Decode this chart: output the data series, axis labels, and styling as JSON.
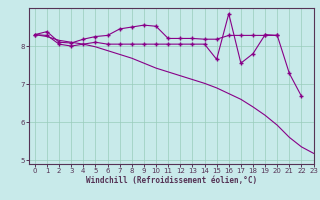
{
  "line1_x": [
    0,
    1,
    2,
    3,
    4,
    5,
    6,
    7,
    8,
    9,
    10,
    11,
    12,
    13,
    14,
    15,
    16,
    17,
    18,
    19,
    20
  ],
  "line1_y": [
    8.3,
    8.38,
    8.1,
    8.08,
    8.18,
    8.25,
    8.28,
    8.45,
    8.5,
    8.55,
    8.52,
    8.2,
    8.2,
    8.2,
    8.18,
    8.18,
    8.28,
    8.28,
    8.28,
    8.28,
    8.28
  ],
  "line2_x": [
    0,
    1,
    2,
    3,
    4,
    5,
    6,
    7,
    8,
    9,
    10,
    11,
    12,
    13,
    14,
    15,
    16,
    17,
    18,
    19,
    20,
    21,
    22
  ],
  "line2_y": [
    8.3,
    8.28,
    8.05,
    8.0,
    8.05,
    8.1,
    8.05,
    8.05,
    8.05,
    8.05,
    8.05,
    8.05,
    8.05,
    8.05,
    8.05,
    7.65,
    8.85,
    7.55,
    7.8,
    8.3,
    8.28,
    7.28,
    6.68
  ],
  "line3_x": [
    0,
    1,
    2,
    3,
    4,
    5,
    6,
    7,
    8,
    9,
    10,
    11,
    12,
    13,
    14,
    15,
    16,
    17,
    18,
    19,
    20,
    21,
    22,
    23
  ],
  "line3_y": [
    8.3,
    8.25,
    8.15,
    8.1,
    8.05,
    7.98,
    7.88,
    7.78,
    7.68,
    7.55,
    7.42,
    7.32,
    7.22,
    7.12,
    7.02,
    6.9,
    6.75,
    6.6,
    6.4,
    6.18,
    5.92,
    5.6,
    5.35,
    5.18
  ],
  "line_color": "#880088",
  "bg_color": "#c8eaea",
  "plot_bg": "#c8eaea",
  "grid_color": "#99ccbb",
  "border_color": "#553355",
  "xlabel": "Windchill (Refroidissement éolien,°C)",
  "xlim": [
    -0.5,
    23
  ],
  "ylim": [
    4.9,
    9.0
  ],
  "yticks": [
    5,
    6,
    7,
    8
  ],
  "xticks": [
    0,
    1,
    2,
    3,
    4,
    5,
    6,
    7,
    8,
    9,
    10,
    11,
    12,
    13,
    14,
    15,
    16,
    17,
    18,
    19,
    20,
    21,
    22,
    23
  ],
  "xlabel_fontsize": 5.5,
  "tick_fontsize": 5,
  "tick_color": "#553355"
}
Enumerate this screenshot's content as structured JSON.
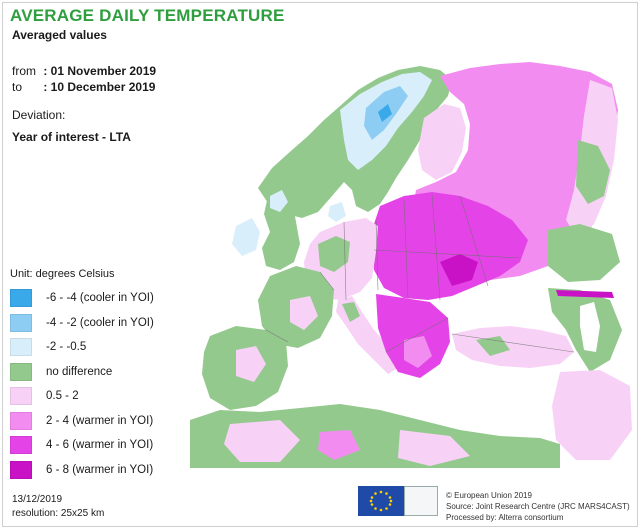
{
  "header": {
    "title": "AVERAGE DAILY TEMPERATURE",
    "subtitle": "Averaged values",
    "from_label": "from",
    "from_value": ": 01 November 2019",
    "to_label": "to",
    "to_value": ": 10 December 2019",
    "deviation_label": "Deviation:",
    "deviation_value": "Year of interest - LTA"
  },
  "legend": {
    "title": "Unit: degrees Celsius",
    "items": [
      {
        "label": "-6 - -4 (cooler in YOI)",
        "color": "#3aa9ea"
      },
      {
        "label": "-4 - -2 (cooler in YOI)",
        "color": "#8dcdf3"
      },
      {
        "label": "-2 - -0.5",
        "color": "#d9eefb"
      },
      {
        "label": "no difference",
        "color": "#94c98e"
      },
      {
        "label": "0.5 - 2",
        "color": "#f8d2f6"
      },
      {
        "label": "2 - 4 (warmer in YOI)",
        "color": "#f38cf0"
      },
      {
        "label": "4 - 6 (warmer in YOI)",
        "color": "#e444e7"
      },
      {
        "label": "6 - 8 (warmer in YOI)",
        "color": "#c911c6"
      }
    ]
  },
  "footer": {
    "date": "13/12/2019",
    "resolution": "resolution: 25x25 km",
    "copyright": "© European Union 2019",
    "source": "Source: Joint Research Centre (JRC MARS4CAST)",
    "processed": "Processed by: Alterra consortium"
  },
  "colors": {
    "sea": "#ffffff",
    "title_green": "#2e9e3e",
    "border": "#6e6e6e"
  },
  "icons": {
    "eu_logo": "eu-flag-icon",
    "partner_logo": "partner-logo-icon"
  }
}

###

◆ Task requirements ◆
Tally the lines of the preceding listing in which the word "JSON" appears; state nothing but the total.

◆ Finished exercise ◆
2